• TASK GOAL: Copy, from the entries below, each line where the word "data" can be found.

Collection entries:
*-*-*
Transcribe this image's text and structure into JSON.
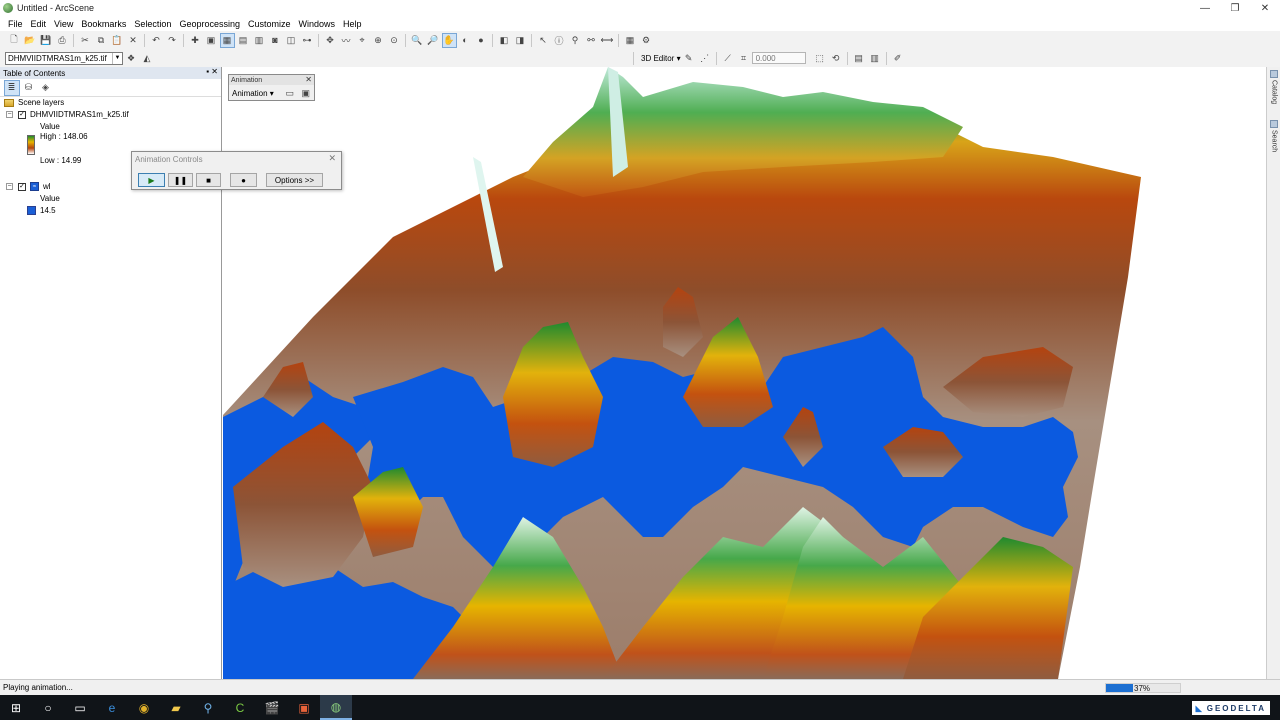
{
  "window": {
    "title": "Untitled - ArcScene",
    "minimize": "—",
    "maximize": "❐",
    "close": "✕"
  },
  "menu": [
    "File",
    "Edit",
    "View",
    "Bookmarks",
    "Selection",
    "Geoprocessing",
    "Customize",
    "Windows",
    "Help"
  ],
  "toolbar": {
    "layer_dropdown": "DHMVIIDTMRAS1m_k25.tif",
    "editor_label": "3D Editor ▾",
    "offset_value": "0.000"
  },
  "toc": {
    "title": "Table of Contents",
    "header_buttons": "▪ ✕",
    "scene_layers": "Scene layers",
    "layer1": {
      "name": "DHMVIIDTMRAS1m_k25.tif",
      "value_label": "Value",
      "high": "High : 148.06",
      "low": "Low : 14.99"
    },
    "layer2": {
      "name": "wl",
      "value_label": "Value",
      "class_value": "14.5"
    }
  },
  "animation_toolbar": {
    "title": "Animation",
    "menu_label": "Animation ▾"
  },
  "animation_controls": {
    "title": "Animation Controls",
    "play": "▶",
    "pause": "❚❚",
    "stop": "■",
    "record": "●",
    "options": "Options >>"
  },
  "right_dock": {
    "catalog": "Catalog",
    "search": "Search"
  },
  "status": {
    "text": "Playing animation...",
    "progress_label": "37%",
    "progress_fraction": 0.37
  },
  "taskbar": {
    "logo": "GEODELTA"
  },
  "colors": {
    "water": "#0b5ae0",
    "terrain_low": "#a88f80",
    "terrain_mid": "#b8450e",
    "terrain_high": "#2f9a32",
    "terrain_peak": "#e8f6e6"
  }
}
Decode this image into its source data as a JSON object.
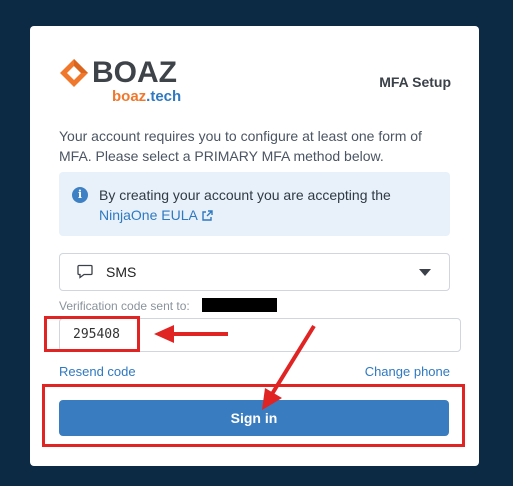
{
  "logo": {
    "word": "BOAZ",
    "sub_a": "boaz",
    "sub_b": ".tech"
  },
  "page_title": "MFA Setup",
  "intro_text": "Your account requires you to configure at least one form of MFA. Please select a PRIMARY MFA method below.",
  "info": {
    "text": "By creating your account you are accepting the",
    "link": "NinjaOne EULA",
    "icon": "info-icon"
  },
  "mfa_select": {
    "value": "SMS",
    "icon": "chat-icon"
  },
  "verification": {
    "label": "Verification code sent to:",
    "value": "295408"
  },
  "links": {
    "resend": "Resend code",
    "change_phone": "Change phone"
  },
  "signin_label": "Sign in",
  "colors": {
    "background": "#0d2a44",
    "accent": "#3a7cc0",
    "highlight": "#e02323",
    "brand_orange": "#f0782d"
  }
}
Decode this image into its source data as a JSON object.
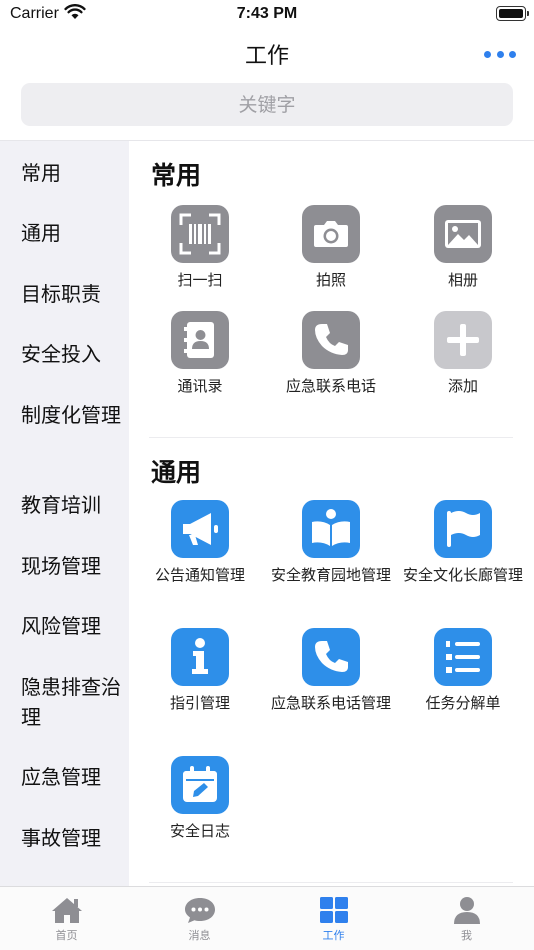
{
  "status": {
    "carrier": "Carrier",
    "time": "7:43 PM"
  },
  "nav": {
    "title": "工作"
  },
  "search": {
    "placeholder": "关键字"
  },
  "sidebar": {
    "items": [
      {
        "label": "常用"
      },
      {
        "label": "通用"
      },
      {
        "label": "目标职责"
      },
      {
        "label": "安全投入"
      },
      {
        "label": "制度化管理"
      },
      {
        "label": "教育培训"
      },
      {
        "label": "现场管理"
      },
      {
        "label": "风险管理"
      },
      {
        "label": "隐患排查治理"
      },
      {
        "label": "应急管理"
      },
      {
        "label": "事故管理"
      }
    ]
  },
  "sections": [
    {
      "title": "常用",
      "tiles": [
        {
          "label": "扫一扫",
          "icon": "barcode-scan-icon"
        },
        {
          "label": "拍照",
          "icon": "camera-icon"
        },
        {
          "label": "相册",
          "icon": "image-icon"
        },
        {
          "label": "通讯录",
          "icon": "contacts-book-icon"
        },
        {
          "label": "应急联系电话",
          "icon": "phone-icon"
        },
        {
          "label": "添加",
          "icon": "plus-icon"
        }
      ]
    },
    {
      "title": "通用",
      "tiles": [
        {
          "label": "公告通知管理",
          "icon": "megaphone-icon"
        },
        {
          "label": "安全教育园地管理",
          "icon": "reading-book-icon"
        },
        {
          "label": "安全文化长廊管理",
          "icon": "flag-icon"
        },
        {
          "label": "指引管理",
          "icon": "info-icon"
        },
        {
          "label": "应急联系电话管理",
          "icon": "phone-icon"
        },
        {
          "label": "任务分解单",
          "icon": "numbered-list-icon"
        },
        {
          "label": "安全日志",
          "icon": "calendar-edit-icon"
        }
      ]
    }
  ],
  "tabbar": {
    "tabs": [
      {
        "label": "首页",
        "icon": "home-icon"
      },
      {
        "label": "消息",
        "icon": "chat-bubble-icon"
      },
      {
        "label": "工作",
        "icon": "grid-icon",
        "active": true
      },
      {
        "label": "我",
        "icon": "user-icon"
      }
    ]
  },
  "colors": {
    "accent": "#2f80ed",
    "tile_blue": "#2e8fe9",
    "tile_gray": "#8e8e93",
    "sidebar_bg": "#f1f1f6"
  }
}
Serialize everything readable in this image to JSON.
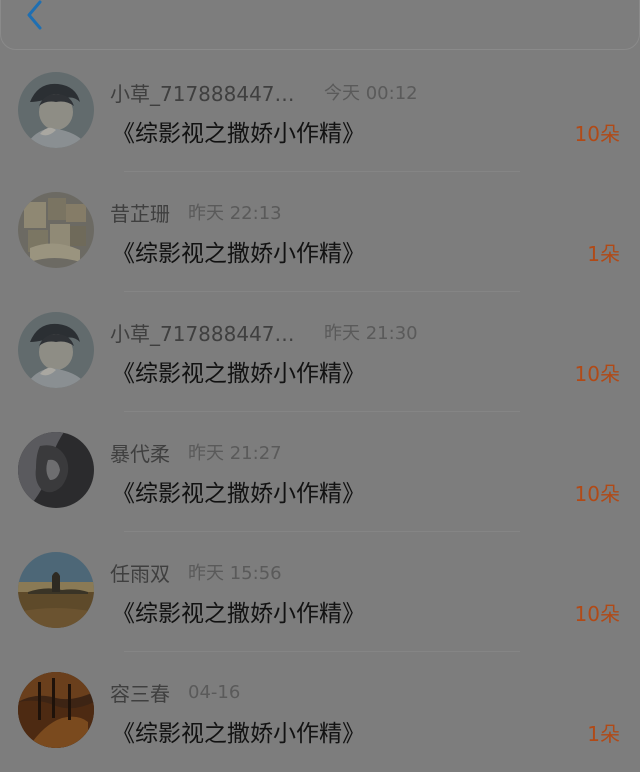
{
  "header": {
    "back_icon": "chevron-left-icon",
    "accent_color": "#1f6fb2"
  },
  "list": {
    "items": [
      {
        "name": "小草_7178884475...",
        "time": "今天 00:12",
        "book": "《综影视之撒娇小作精》",
        "amount": "10朵",
        "avatar": "anime-boy-avatar"
      },
      {
        "name": "昔芷珊",
        "time": "昨天 22:13",
        "book": "《综影视之撒娇小作精》",
        "amount": "1朵",
        "avatar": "collage-avatar"
      },
      {
        "name": "小草_7178884475...",
        "time": "昨天 21:30",
        "book": "《综影视之撒娇小作精》",
        "amount": "10朵",
        "avatar": "anime-boy-avatar"
      },
      {
        "name": "暴代柔",
        "time": "昨天 21:27",
        "book": "《综影视之撒娇小作精》",
        "amount": "10朵",
        "avatar": "dark-portrait-avatar"
      },
      {
        "name": "任雨双",
        "time": "昨天 15:56",
        "book": "《综影视之撒娇小作精》",
        "amount": "10朵",
        "avatar": "landscape-avatar"
      },
      {
        "name": "容三春",
        "time": "04-16",
        "book": "《综影视之撒娇小作精》",
        "amount": "1朵",
        "avatar": "autumn-avatar"
      }
    ]
  }
}
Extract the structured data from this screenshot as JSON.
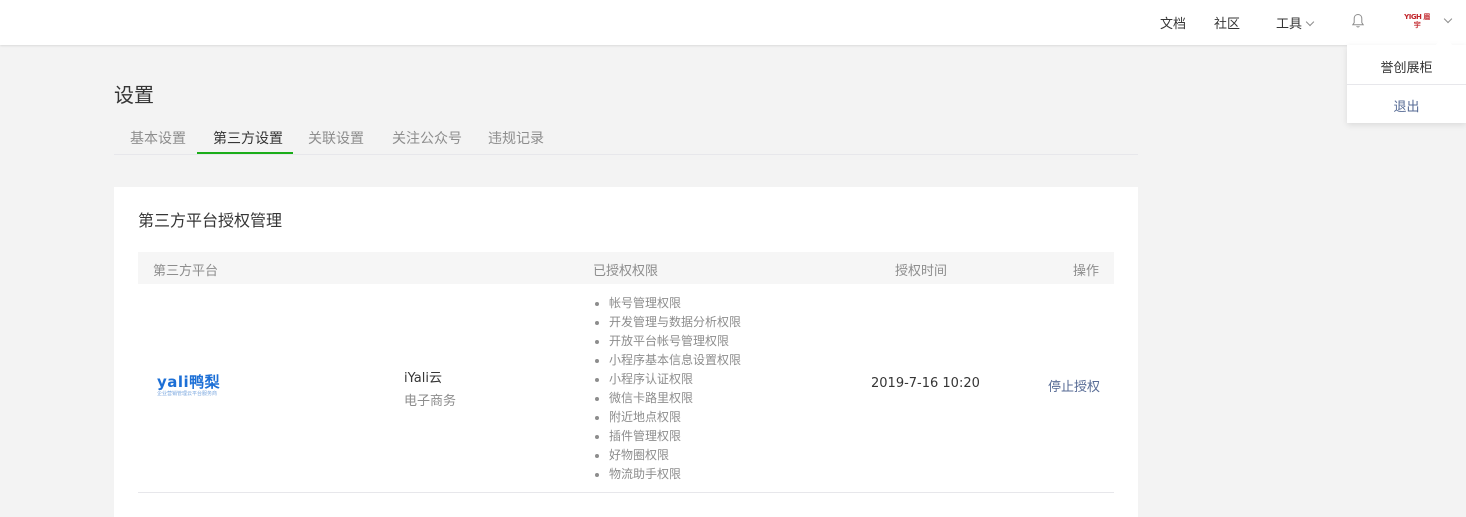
{
  "topbar": {
    "docs": "文档",
    "community": "社区",
    "tools": "工具",
    "avatar_text": "YIGH 眉宇",
    "bell_icon": "bell-icon"
  },
  "dropdown": {
    "account_name": "誉创展柜",
    "logout": "退出"
  },
  "page": {
    "title": "设置"
  },
  "tabs": [
    {
      "label": "基本设置"
    },
    {
      "label": "第三方设置"
    },
    {
      "label": "关联设置"
    },
    {
      "label": "关注公众号"
    },
    {
      "label": "违规记录"
    }
  ],
  "active_tab": "第三方设置",
  "card": {
    "title": "第三方平台授权管理",
    "columns": {
      "platform": "第三方平台",
      "permissions": "已授权权限",
      "time": "授权时间",
      "action": "操作"
    },
    "rows": [
      {
        "logo_brand": "yali鸭梨",
        "logo_tag": "企业营销管理云平台服务商",
        "name": "iYali云",
        "category": "电子商务",
        "permissions": [
          "帐号管理权限",
          "开发管理与数据分析权限",
          "开放平台帐号管理权限",
          "小程序基本信息设置权限",
          "小程序认证权限",
          "微信卡路里权限",
          "附近地点权限",
          "插件管理权限",
          "好物圈权限",
          "物流助手权限"
        ],
        "auth_time": "2019-7-16 10:20",
        "action_label": "停止授权"
      }
    ]
  },
  "colors": {
    "accent": "#1aad19",
    "link": "#576b95",
    "text": "#353535",
    "muted": "#8d8d8d",
    "background": "#f3f3f3"
  }
}
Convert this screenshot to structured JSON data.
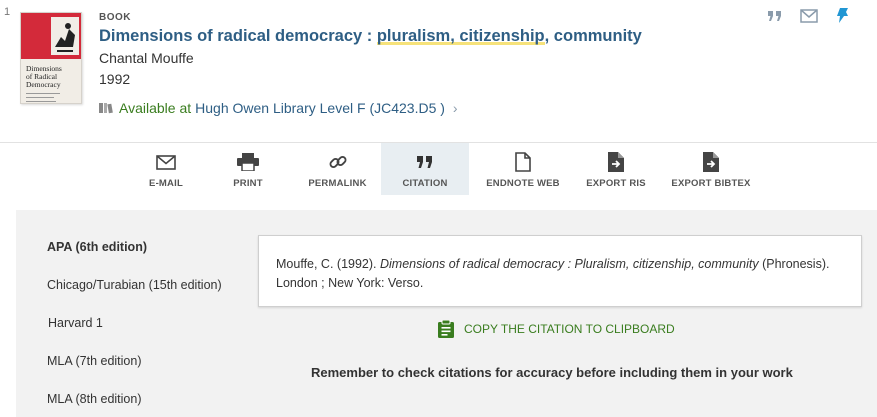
{
  "result": {
    "number": "1",
    "type": "BOOK",
    "title_pre": "Dimensions of radical democracy : ",
    "title_highlight": "pluralism, citizenship",
    "title_post": ", community",
    "author": "Chantal Mouffe",
    "year": "1992",
    "availability_status": "Available at",
    "availability_location": "Hugh Owen Library  Level F (JC423.D5 )",
    "cover": {
      "title_line1": "Dimensions",
      "title_line2": "of Radical",
      "title_line3": "Democracy"
    }
  },
  "top_actions": [
    {
      "name": "citation",
      "icon": "quote-icon"
    },
    {
      "name": "email",
      "icon": "envelope-icon"
    },
    {
      "name": "pin",
      "icon": "pin-icon"
    }
  ],
  "actions": [
    {
      "label": "E-MAIL",
      "icon": "envelope-icon"
    },
    {
      "label": "PRINT",
      "icon": "printer-icon"
    },
    {
      "label": "PERMALINK",
      "icon": "link-icon"
    },
    {
      "label": "CITATION",
      "icon": "quote-icon",
      "active": true
    },
    {
      "label": "ENDNOTE WEB",
      "icon": "file-icon"
    },
    {
      "label": "EXPORT RIS",
      "icon": "export-file-icon"
    },
    {
      "label": "EXPORT BIBTEX",
      "icon": "export-file-icon"
    }
  ],
  "citation": {
    "styles": [
      "APA (6th edition)",
      "Chicago/Turabian (15th edition)",
      "Harvard 1",
      "MLA (7th edition)",
      "MLA (8th edition)"
    ],
    "selected_style": "APA (6th edition)",
    "text_pre": "Mouffe, C. (1992). ",
    "text_italic": "Dimensions of radical democracy : Pluralism, citizenship, community",
    "text_post": " (Phronesis). London ; New York: Verso.",
    "copy_label": "COPY THE CITATION TO CLIPBOARD",
    "reminder": "Remember to check citations for accuracy before including them in your work"
  },
  "colors": {
    "link_blue": "#2e5e84",
    "available_green": "#3a7d1f",
    "highlight_yellow": "#f6e27a",
    "pin_blue": "#2196d3",
    "active_tab_bg": "#e8eef2",
    "panel_bg": "#f2f2f2"
  }
}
*-*-*
• FINISHED ANSWER:
Decode this image into its source data as a JSON object.
Decode this image into its source data as a JSON object.
Extract the structured data from this screenshot as JSON.
Convert this screenshot to structured JSON data.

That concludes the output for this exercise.